(SET TASK) Extract and list every line that contains the word "title".
--------------------------------
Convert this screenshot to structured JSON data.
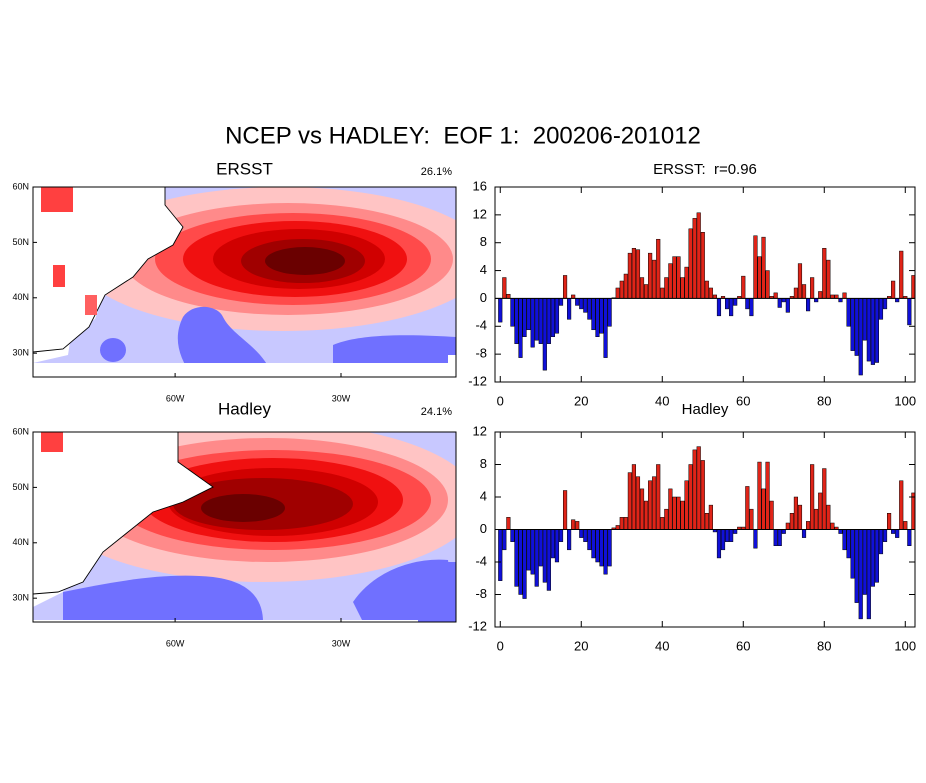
{
  "title": "NCEP vs HADLEY:  EOF 1:  200206-201012",
  "chart_data": [
    {
      "type": "map",
      "title": "ERSST",
      "annotation": "26.1%",
      "xlim": [
        -85.7,
        -9.2
      ],
      "ylim": [
        25.7,
        60
      ],
      "xticks": [
        {
          "value": -60,
          "label": "60W"
        },
        {
          "value": -30,
          "label": "30W"
        }
      ],
      "yticks": [
        {
          "value": 60,
          "label": "60N"
        },
        {
          "value": 50,
          "label": "50N"
        },
        {
          "value": 40,
          "label": "40N"
        },
        {
          "value": 30,
          "label": "30N"
        }
      ]
    },
    {
      "type": "bar",
      "title": "ERSST:  r=0.96",
      "color_above": "#e02418",
      "color_below": "#1010d8",
      "xlim": [
        -1.3,
        102.4
      ],
      "ylim": [
        -12,
        16
      ],
      "xticks": [
        0,
        20,
        40,
        60,
        80,
        100
      ],
      "yticks": [
        -12,
        -8,
        -4,
        0,
        4,
        8,
        12,
        16
      ],
      "x": [
        0,
        1,
        2,
        3,
        4,
        5,
        6,
        7,
        8,
        9,
        10,
        11,
        12,
        13,
        14,
        15,
        16,
        17,
        18,
        19,
        20,
        21,
        22,
        23,
        24,
        25,
        26,
        27,
        28,
        29,
        30,
        31,
        32,
        33,
        34,
        35,
        36,
        37,
        38,
        39,
        40,
        41,
        42,
        43,
        44,
        45,
        46,
        47,
        48,
        49,
        50,
        51,
        52,
        53,
        54,
        55,
        56,
        57,
        58,
        59,
        60,
        61,
        62,
        63,
        64,
        65,
        66,
        67,
        68,
        69,
        70,
        71,
        72,
        73,
        74,
        75,
        76,
        77,
        78,
        79,
        80,
        81,
        82,
        83,
        84,
        85,
        86,
        87,
        88,
        89,
        90,
        91,
        92,
        93,
        94,
        95,
        96,
        97,
        98,
        99,
        100,
        101,
        102
      ],
      "values": [
        -3.4,
        3,
        0.6,
        -4,
        -6.5,
        -8.5,
        -5.5,
        -4.5,
        -7,
        -6,
        -6.5,
        -10.3,
        -6.5,
        -5.5,
        -5,
        -1,
        3.3,
        -3,
        0.5,
        -1,
        -1.5,
        -2,
        -3,
        -4.5,
        -5.5,
        -5,
        -8.5,
        -4,
        0.1,
        1.5,
        2.5,
        3.5,
        6.5,
        7.2,
        7,
        3,
        2,
        6.5,
        5.5,
        8.5,
        1.5,
        3,
        5,
        6,
        6,
        3,
        4.5,
        10,
        11.5,
        12.3,
        9.5,
        2.5,
        1.5,
        0.5,
        -2.5,
        0.3,
        -1.5,
        -2.5,
        -1,
        0.3,
        3.2,
        -1.5,
        -2.5,
        9,
        6,
        8.8,
        4,
        0.3,
        0.8,
        -1.3,
        -0.5,
        -2,
        0.3,
        1.5,
        5,
        2,
        -1.8,
        3,
        -0.5,
        1,
        7.2,
        5.5,
        0.5,
        0.5,
        -0.5,
        0.8,
        -4,
        -7.5,
        -8.2,
        -11,
        -6,
        -9,
        -9.5,
        -9.2,
        -3,
        -1.5,
        0.3,
        2.5,
        -0.5,
        6.8,
        0.3,
        -3.8,
        3.3
      ]
    },
    {
      "type": "map",
      "title": "Hadley",
      "annotation": "24.1%",
      "xlim": [
        -85.7,
        -9.2
      ],
      "ylim": [
        25.7,
        60
      ],
      "xticks": [
        {
          "value": -60,
          "label": "60W"
        },
        {
          "value": -30,
          "label": "30W"
        }
      ],
      "yticks": [
        {
          "value": 60,
          "label": "60N"
        },
        {
          "value": 50,
          "label": "50N"
        },
        {
          "value": 40,
          "label": "40N"
        },
        {
          "value": 30,
          "label": "30N"
        }
      ]
    },
    {
      "type": "bar",
      "title": "Hadley",
      "color_above": "#e02418",
      "color_below": "#1010d8",
      "xlim": [
        -1.3,
        102.4
      ],
      "ylim": [
        -12,
        12
      ],
      "xticks": [
        0,
        20,
        40,
        60,
        80,
        100
      ],
      "yticks": [
        -12,
        -8,
        -4,
        0,
        4,
        8,
        12
      ],
      "x": [
        0,
        1,
        2,
        3,
        4,
        5,
        6,
        7,
        8,
        9,
        10,
        11,
        12,
        13,
        14,
        15,
        16,
        17,
        18,
        19,
        20,
        21,
        22,
        23,
        24,
        25,
        26,
        27,
        28,
        29,
        30,
        31,
        32,
        33,
        34,
        35,
        36,
        37,
        38,
        39,
        40,
        41,
        42,
        43,
        44,
        45,
        46,
        47,
        48,
        49,
        50,
        51,
        52,
        53,
        54,
        55,
        56,
        57,
        58,
        59,
        60,
        61,
        62,
        63,
        64,
        65,
        66,
        67,
        68,
        69,
        70,
        71,
        72,
        73,
        74,
        75,
        76,
        77,
        78,
        79,
        80,
        81,
        82,
        83,
        84,
        85,
        86,
        87,
        88,
        89,
        90,
        91,
        92,
        93,
        94,
        95,
        96,
        97,
        98,
        99,
        100,
        101,
        102
      ],
      "values": [
        -6.3,
        -2.5,
        1.5,
        -1.5,
        -7,
        -8,
        -8.5,
        -5,
        -5.5,
        -7,
        -4.5,
        -6.5,
        -7.5,
        -3.5,
        -4,
        -1.5,
        4.8,
        -2.5,
        1.2,
        1,
        -1,
        -1.5,
        -2.5,
        -3.5,
        -4,
        -4.5,
        -5.5,
        -4.5,
        0.2,
        0.5,
        1.5,
        1.5,
        7,
        8,
        6.5,
        5,
        3.5,
        6,
        6.5,
        8,
        1.5,
        2.5,
        5,
        4,
        4,
        3.5,
        6,
        8,
        9.8,
        10.2,
        8.5,
        2,
        3,
        -0.3,
        -3.5,
        -2.5,
        -1.5,
        -1.5,
        -0.5,
        0.3,
        0.3,
        5.3,
        2.5,
        -2.3,
        8.3,
        5,
        8.3,
        3.5,
        -2,
        -2,
        -0.5,
        0.8,
        2,
        4,
        3,
        -1,
        1,
        8,
        2.5,
        4.5,
        7.5,
        3,
        0.8,
        0.3,
        -0.5,
        -2.5,
        -3.5,
        -6,
        -9,
        -11,
        -8,
        -11,
        -7,
        -6.5,
        -3,
        -1.5,
        2,
        -0.5,
        -1,
        6,
        1,
        -2,
        4.5
      ]
    }
  ]
}
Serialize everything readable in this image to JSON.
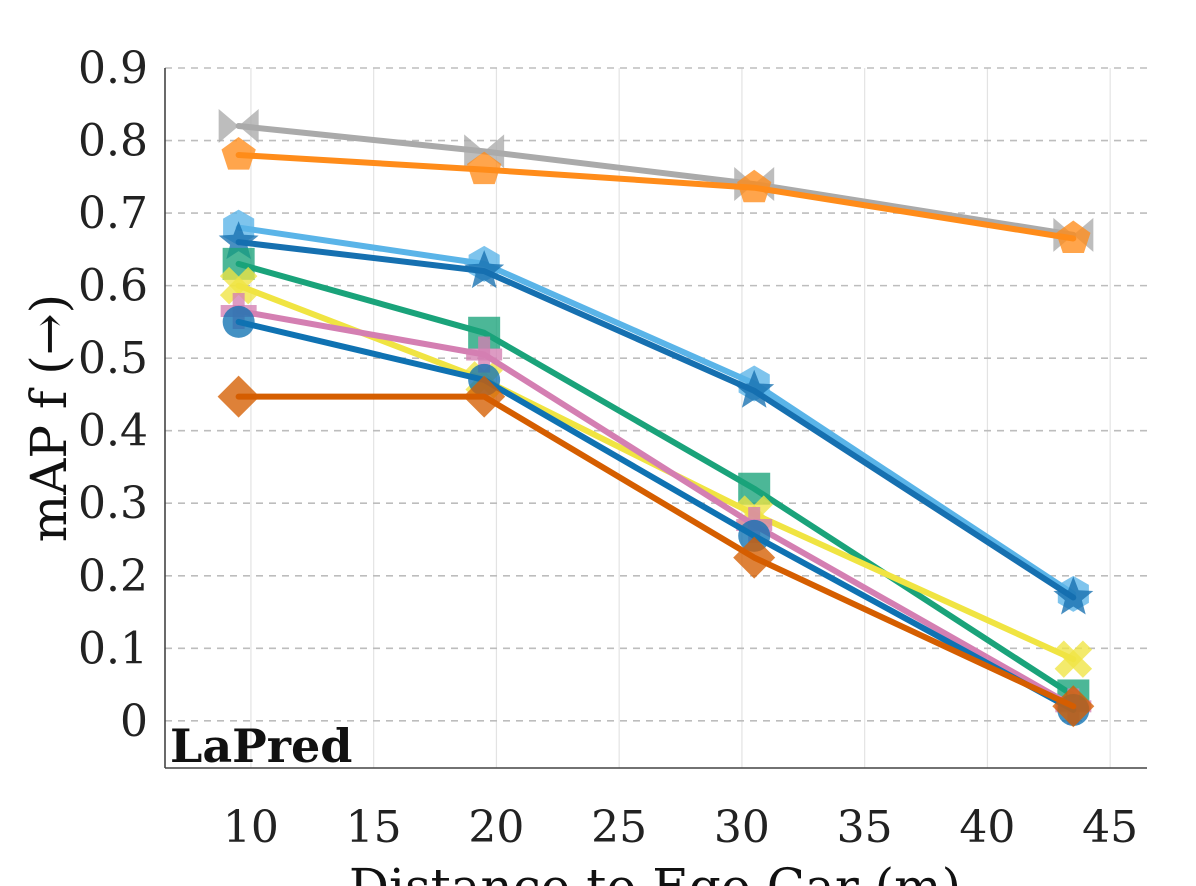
{
  "chart_data": {
    "type": "line",
    "title": "",
    "annotation": "LaPred",
    "xlabel": "Distance to Ego Car (m)",
    "ylabel": "mAP f (→)",
    "xlim": [
      6.5,
      46.5
    ],
    "ylim": [
      -0.065,
      0.9
    ],
    "xticks": [
      10,
      15,
      20,
      25,
      30,
      35,
      40,
      45
    ],
    "yticks": [
      0,
      0.1,
      0.2,
      0.3,
      0.4,
      0.5,
      0.6,
      0.7,
      0.8,
      0.9
    ],
    "ytick_labels": [
      "0",
      "0.1",
      "0.2",
      "0.3",
      "0.4",
      "0.5",
      "0.6",
      "0.7",
      "0.8",
      "0.9"
    ],
    "grid": true,
    "x": [
      9.5,
      19.5,
      30.5,
      43.5
    ],
    "series": [
      {
        "name": "gray-x",
        "color": "#aaaaaa",
        "marker": "bowtie",
        "values": [
          0.82,
          0.785,
          0.74,
          0.67
        ]
      },
      {
        "name": "orange-pentagon",
        "color": "#ff8c1a",
        "marker": "pentagon",
        "values": [
          0.78,
          0.76,
          0.735,
          0.665
        ]
      },
      {
        "name": "skyblue-hexagon",
        "color": "#5ab4e8",
        "marker": "hexagon",
        "values": [
          0.68,
          0.63,
          0.465,
          0.175
        ]
      },
      {
        "name": "blue-star",
        "color": "#1670b0",
        "marker": "star",
        "values": [
          0.66,
          0.62,
          0.455,
          0.17
        ]
      },
      {
        "name": "green-square",
        "color": "#1aa37a",
        "marker": "square",
        "values": [
          0.63,
          0.535,
          0.32,
          0.035
        ]
      },
      {
        "name": "yellow-x",
        "color": "#f0e442",
        "marker": "xmark",
        "values": [
          0.6,
          0.47,
          0.285,
          0.085
        ]
      },
      {
        "name": "pink-plus",
        "color": "#d47fb2",
        "marker": "plus",
        "values": [
          0.565,
          0.505,
          0.27,
          0.02
        ]
      },
      {
        "name": "blue-circle",
        "color": "#0f72b2",
        "marker": "circle",
        "values": [
          0.55,
          0.47,
          0.255,
          0.015
        ]
      },
      {
        "name": "vermilion-diamond",
        "color": "#d55e00",
        "marker": "diamond",
        "values": [
          0.447,
          0.447,
          0.225,
          0.02
        ]
      }
    ]
  }
}
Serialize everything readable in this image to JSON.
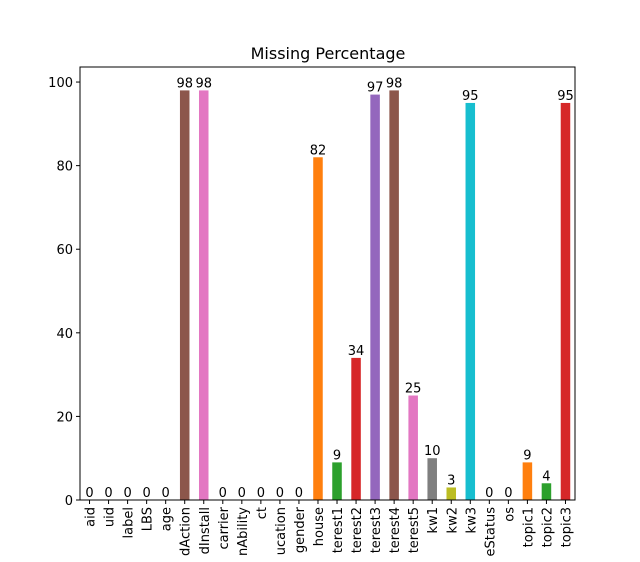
{
  "chart_data": {
    "type": "bar",
    "title": "Missing Percentage",
    "categories": [
      "aid",
      "uid",
      "label",
      "LBS",
      "age",
      "dAction",
      "dInstall",
      "carrier",
      "nAbility",
      "ct",
      "ucation",
      "gender",
      "house",
      "terest1",
      "terest2",
      "terest3",
      "terest4",
      "terest5",
      "kw1",
      "kw2",
      "kw3",
      "eStatus",
      "os",
      "topic1",
      "topic2",
      "topic3"
    ],
    "values": [
      0,
      0,
      0,
      0,
      0,
      98,
      98,
      0,
      0,
      0,
      0,
      0,
      82,
      9,
      34,
      97,
      98,
      25,
      10,
      3,
      95,
      0,
      0,
      9,
      4,
      95
    ],
    "colors": [
      "#1f77b4",
      "#ff7f0e",
      "#2ca02c",
      "#d62728",
      "#9467bd",
      "#8c564b",
      "#e377c2",
      "#7f7f7f",
      "#bcbd22",
      "#17becf",
      "#1f77b4",
      "#ff7f0e",
      "#ff7f0e",
      "#2ca02c",
      "#d62728",
      "#9467bd",
      "#8c564b",
      "#e377c2",
      "#7f7f7f",
      "#bcbd22",
      "#17becf",
      "#1f77b4",
      "#ff7f0e",
      "#ff7f0e",
      "#2ca02c",
      "#d62728"
    ],
    "ylim": [
      0,
      103.6
    ],
    "yticks": [
      0,
      20,
      40,
      60,
      80,
      100
    ]
  }
}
--------------------------------
(OUTPUT)
  "title": "NCEP vs HADLEY:  EOF 1:  200206-201012",
      "title": "ERSST",
      "title": "ERSST:  r=0.96",
      "title": "Hadley",
      "title": "Hadley",
    "title": "",
    "title": "Missing Percentage",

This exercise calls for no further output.